Transcribe all records exactly; omit pictures.

[Dataset records]
-- -- --

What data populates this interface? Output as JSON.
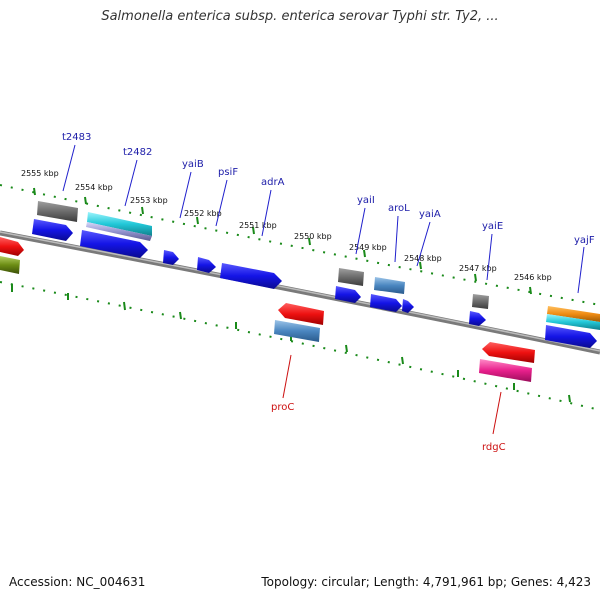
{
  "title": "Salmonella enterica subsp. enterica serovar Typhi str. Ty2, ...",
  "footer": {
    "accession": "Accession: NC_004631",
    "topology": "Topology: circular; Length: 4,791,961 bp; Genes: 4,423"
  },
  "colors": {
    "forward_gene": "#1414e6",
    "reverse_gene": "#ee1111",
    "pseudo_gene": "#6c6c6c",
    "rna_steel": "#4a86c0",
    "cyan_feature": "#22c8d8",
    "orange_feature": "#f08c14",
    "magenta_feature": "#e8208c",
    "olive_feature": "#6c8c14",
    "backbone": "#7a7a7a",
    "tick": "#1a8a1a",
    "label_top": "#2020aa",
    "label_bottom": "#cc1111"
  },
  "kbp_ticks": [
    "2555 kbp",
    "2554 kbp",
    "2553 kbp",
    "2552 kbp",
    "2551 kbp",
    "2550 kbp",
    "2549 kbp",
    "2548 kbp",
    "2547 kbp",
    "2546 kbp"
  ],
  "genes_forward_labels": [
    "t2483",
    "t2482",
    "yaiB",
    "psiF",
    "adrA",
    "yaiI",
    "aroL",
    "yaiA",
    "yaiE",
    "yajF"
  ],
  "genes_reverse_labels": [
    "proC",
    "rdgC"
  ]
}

-- -- --

Task solution.
What data populates this interface? Output as JSON.
{
  "title": "Salmonella enterica subsp. enterica serovar Typhi str. Ty2, ...",
  "footer": {
    "accession": "Accession: NC_004631",
    "topology": "Topology: circular; Length: 4,791,961 bp; Genes: 4,423"
  },
  "colors": {
    "forward_gene": "#1414e6",
    "reverse_gene": "#ee1111",
    "pseudo_gene": "#6c6c6c",
    "rna_steel": "#4a86c0",
    "cyan_feature": "#22c8d8",
    "orange_feature": "#f08c14",
    "magenta_feature": "#e8208c",
    "olive_feature": "#6c8c14",
    "backbone": "#7a7a7a",
    "tick": "#1a8a1a",
    "label_top": "#2020aa",
    "label_bottom": "#cc1111"
  },
  "kbp_ticks": [
    "2555 kbp",
    "2554 kbp",
    "2553 kbp",
    "2552 kbp",
    "2551 kbp",
    "2550 kbp",
    "2549 kbp",
    "2548 kbp",
    "2547 kbp",
    "2546 kbp"
  ],
  "genes_forward_labels": [
    "t2483",
    "t2482",
    "yaiB",
    "psiF",
    "adrA",
    "yaiI",
    "aroL",
    "yaiA",
    "yaiE",
    "yajF"
  ],
  "genes_reverse_labels": [
    "proC",
    "rdgC"
  ]
}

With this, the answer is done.